> PROVIDED DATA
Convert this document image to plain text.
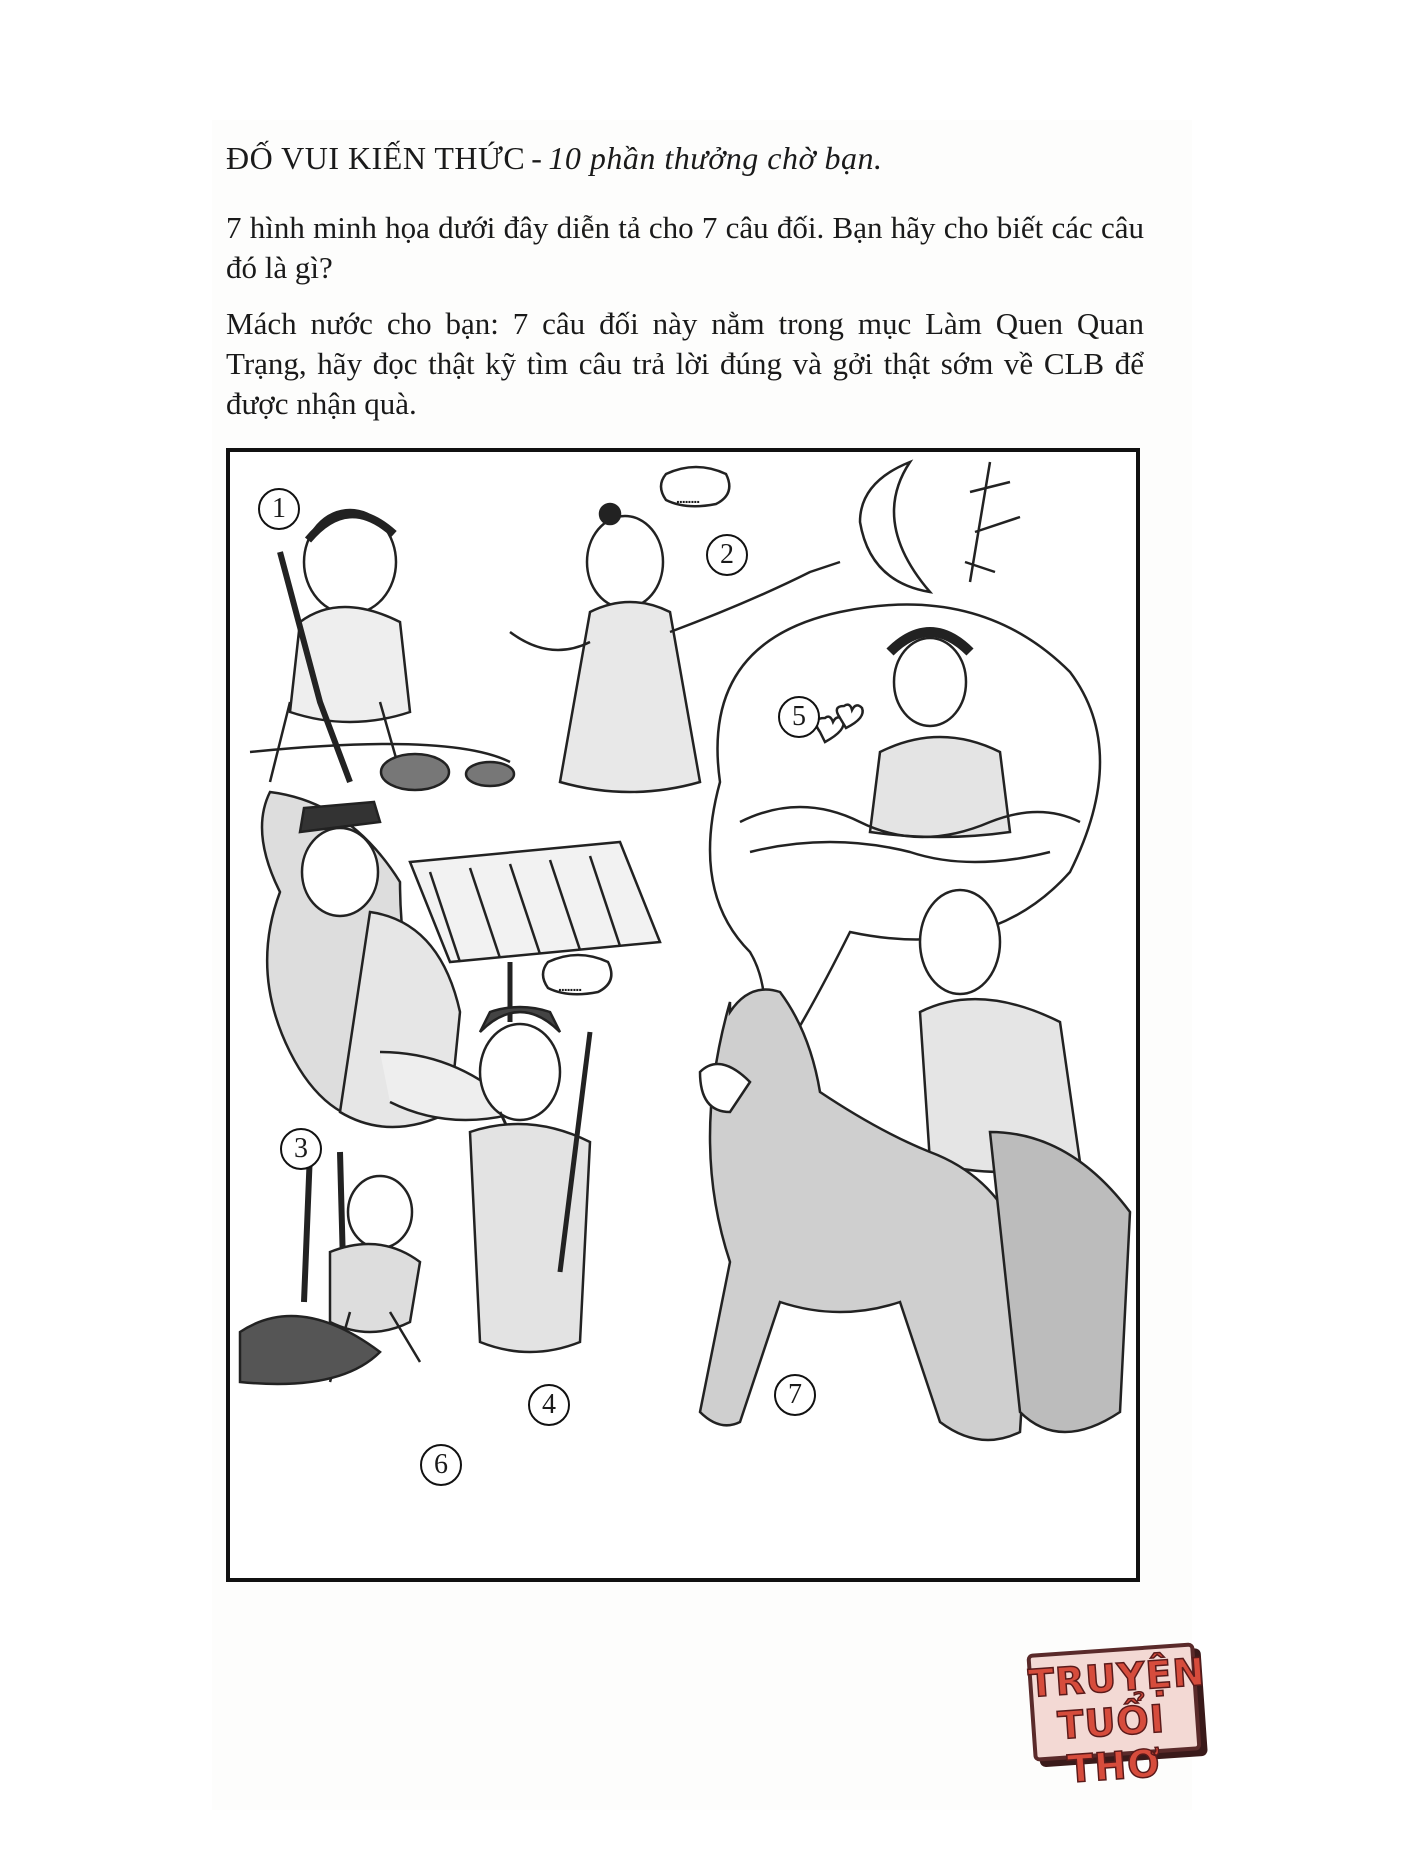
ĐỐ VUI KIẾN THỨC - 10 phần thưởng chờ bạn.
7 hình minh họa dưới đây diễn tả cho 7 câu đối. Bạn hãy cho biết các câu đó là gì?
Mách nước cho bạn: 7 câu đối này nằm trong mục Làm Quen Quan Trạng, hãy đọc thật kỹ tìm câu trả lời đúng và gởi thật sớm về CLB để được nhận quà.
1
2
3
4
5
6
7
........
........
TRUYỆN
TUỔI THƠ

> WHAT TO WORK ON
Without including the pictures, return each record above exactly as it stands.

> COMPLETE RESPONSE
Convert this document image to plain text.
ĐỐ VUI KIẾN THỨC - 10 phần thưởng chờ bạn.
7 hình minh họa dưới đây diễn tả cho 7 câu đối. Bạn hãy cho biết các câu đó là gì?
Mách nước cho bạn: 7 câu đối này nằm trong mục Làm Quen Quan Trạng, hãy đọc thật kỹ tìm câu trả lời đúng và gởi thật sớm về CLB để được nhận quà.
1
2
3
4
5
6
7
........
........
TRUYỆN
TUỔI THƠ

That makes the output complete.